■ Directive: State how many lines of the records contain the string "ylabel". Give the number alone.

■ Excerpted records:
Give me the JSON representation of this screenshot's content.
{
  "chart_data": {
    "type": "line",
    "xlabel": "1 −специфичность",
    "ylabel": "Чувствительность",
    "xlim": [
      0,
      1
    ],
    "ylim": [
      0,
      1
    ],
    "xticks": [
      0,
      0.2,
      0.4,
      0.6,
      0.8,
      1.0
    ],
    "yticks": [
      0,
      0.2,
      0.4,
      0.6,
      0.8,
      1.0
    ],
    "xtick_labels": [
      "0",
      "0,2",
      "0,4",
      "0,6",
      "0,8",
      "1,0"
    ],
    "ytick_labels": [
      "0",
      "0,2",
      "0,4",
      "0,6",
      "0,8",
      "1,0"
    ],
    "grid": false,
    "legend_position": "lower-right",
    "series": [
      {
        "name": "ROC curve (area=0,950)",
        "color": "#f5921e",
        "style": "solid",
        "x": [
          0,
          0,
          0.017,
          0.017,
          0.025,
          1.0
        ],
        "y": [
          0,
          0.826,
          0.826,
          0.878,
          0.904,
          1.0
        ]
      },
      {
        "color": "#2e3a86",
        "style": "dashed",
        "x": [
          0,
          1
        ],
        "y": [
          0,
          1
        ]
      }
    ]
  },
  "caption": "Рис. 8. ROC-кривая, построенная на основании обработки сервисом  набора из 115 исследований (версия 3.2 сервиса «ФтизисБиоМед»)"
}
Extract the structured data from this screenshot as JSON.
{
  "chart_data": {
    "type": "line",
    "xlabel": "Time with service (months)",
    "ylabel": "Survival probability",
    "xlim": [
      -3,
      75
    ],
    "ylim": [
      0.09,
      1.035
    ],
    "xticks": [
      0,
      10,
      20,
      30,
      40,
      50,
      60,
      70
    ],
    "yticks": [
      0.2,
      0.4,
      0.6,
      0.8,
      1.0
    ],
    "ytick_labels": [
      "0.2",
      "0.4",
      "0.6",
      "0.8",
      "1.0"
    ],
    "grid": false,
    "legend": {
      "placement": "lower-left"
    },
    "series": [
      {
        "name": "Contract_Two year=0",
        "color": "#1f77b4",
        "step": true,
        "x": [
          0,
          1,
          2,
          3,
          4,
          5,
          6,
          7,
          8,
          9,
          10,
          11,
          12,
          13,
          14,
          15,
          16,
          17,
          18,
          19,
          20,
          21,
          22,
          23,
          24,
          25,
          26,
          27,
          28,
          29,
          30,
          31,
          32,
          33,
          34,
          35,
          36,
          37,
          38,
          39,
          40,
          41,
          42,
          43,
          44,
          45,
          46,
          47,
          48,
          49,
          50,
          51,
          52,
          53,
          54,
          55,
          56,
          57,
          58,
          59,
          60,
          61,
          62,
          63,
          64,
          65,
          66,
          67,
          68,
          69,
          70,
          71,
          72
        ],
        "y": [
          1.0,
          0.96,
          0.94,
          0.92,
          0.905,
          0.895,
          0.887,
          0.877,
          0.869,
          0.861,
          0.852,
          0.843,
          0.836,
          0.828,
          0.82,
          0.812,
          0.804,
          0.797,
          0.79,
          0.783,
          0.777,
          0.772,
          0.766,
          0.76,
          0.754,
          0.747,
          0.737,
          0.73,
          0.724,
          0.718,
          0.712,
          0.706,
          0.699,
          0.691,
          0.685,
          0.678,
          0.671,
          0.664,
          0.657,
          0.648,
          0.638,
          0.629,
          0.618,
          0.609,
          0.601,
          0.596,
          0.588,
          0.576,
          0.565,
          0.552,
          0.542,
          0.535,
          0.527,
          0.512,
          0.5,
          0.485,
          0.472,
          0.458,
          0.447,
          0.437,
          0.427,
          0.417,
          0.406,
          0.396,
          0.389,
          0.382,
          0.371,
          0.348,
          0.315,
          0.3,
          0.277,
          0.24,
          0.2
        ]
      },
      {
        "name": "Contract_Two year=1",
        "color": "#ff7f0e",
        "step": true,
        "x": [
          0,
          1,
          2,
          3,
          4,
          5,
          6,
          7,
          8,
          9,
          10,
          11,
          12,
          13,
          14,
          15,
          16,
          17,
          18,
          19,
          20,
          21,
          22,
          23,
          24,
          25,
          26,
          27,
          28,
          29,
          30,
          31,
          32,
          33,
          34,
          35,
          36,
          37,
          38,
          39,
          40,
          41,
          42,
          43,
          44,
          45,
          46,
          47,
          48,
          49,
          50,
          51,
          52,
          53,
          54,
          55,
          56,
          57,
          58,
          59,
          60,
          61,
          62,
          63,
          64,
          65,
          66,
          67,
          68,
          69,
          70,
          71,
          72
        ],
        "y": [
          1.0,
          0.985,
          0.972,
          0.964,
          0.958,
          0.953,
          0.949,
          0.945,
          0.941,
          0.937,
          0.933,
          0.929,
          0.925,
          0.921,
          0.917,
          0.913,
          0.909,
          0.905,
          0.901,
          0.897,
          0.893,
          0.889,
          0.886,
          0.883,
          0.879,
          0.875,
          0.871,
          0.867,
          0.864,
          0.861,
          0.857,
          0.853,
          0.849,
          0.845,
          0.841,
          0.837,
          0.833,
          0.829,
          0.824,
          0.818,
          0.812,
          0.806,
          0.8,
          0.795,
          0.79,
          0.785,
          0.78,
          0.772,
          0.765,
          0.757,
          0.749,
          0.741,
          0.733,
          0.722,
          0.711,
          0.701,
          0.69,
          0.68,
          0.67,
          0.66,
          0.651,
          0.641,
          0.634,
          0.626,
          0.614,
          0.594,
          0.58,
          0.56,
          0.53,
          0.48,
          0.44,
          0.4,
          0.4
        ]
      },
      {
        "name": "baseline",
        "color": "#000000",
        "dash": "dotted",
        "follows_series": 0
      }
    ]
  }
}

■ Solution for this exercise: 2